▶ _TASK DIRECTIONS_:
Name every user who posts in the forum thread on choosing an F1 or F2 cockapoo as an allergic owner.

▶ _PAGE EXTRACT_:
-- start --

# F1 vs F2 for allergic owner. Does it matter?



## AccidentalCheerMom (Mar 11, 2015)

Hi everyone! I'm new to this forum (and the to the world of cockapoos) and have A LOT of questions!

When I was a girl a had pretty bad allergic reactions to dogs and other animals. Fortunately I haven't had an allergic reaction to any dog in may years. I've read conflicting information on the benefit of getting an F1 over an F2 (I've read the reverse also).

What would your suggestion be? I've never owned a dog and am a little overwhelmed (but still excited)! Any information and advice you can offer will be greatly appreciated!!

Thank you!


----------



## fairlie (Sep 7, 2013)

Zero advice from here about allergies and F whatevers. I just wanted to say welcome and to fasten your seatbelt because you have a whole lot of fun ahead of you. They are fabulous dogs.


----------



## wellerfeller (Jul 12, 2011)

Hi in general F1s have the more predictable low shedding coat BUT there are no hard and fast rules. My own dog is low shedding however his litter brother sheds a lot!
You may be lucky and not react to a cockapoo but this allergy may not appear until the pup gets its adult coat at about 8/9 months. Are you only reactive to fur or could it be saliva, dander etc?
I would always say to err on the side of caution as rehoming a puppy after a while because you cannot live with your reactions is unfair on everyone involved. If it is just fur you react to then perhaps choose a non shedding breed as this is the only way you will know for sure that any pup you get will not moult.


----------

-- end --

▶ _DATA EXTRACT_:
-- start --

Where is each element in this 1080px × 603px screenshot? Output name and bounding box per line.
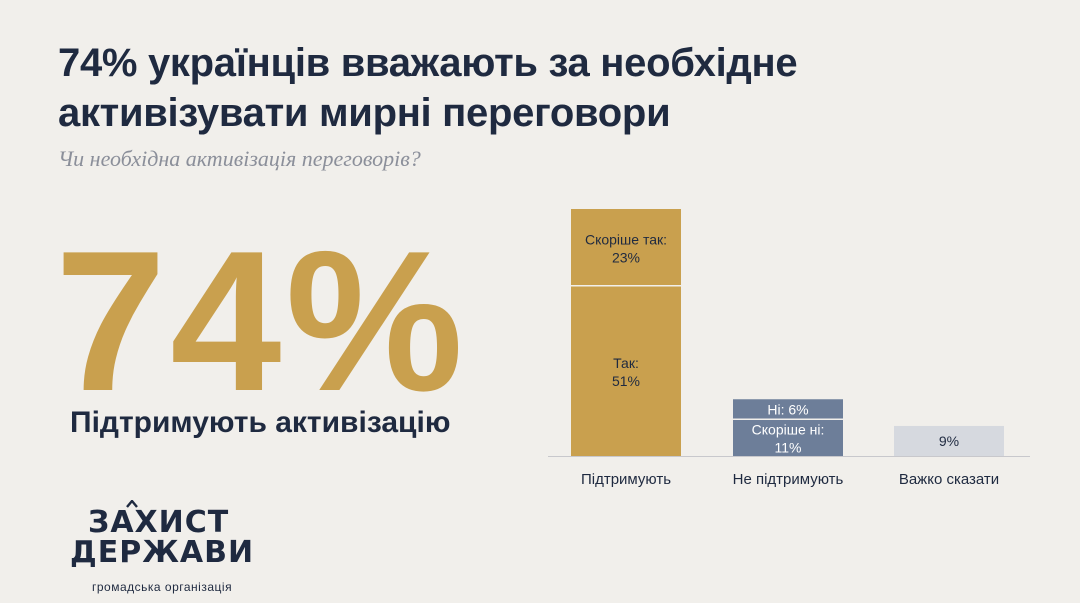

-- end --

▶ _RESPONSE FOR THIS EXERCISE_:
AccidentalCheerMom, fairlie, wellerfeller